● **Task objective**
What number of lines in the material contain the word "JSON"? Give that number alone.

━━ Given records

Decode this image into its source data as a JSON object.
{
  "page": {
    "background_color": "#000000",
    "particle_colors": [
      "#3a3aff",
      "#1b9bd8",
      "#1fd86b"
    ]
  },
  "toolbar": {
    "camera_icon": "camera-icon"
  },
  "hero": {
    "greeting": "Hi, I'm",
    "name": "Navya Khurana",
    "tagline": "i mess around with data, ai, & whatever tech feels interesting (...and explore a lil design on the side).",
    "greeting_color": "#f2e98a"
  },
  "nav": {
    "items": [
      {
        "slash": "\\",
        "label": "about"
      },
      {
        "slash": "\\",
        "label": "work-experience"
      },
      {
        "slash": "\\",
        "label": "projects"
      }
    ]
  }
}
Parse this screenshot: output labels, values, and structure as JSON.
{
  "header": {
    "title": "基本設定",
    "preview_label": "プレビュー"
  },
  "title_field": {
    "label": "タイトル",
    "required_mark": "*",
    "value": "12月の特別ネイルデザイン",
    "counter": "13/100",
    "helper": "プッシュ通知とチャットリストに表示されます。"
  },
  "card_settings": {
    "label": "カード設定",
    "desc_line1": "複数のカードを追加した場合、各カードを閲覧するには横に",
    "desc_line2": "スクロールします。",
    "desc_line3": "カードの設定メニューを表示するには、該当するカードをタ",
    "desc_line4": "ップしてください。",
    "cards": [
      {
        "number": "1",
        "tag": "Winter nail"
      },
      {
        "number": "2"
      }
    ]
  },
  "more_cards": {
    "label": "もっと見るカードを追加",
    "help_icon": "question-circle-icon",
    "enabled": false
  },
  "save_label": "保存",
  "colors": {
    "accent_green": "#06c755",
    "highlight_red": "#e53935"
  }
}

━━━━

● **The output**
2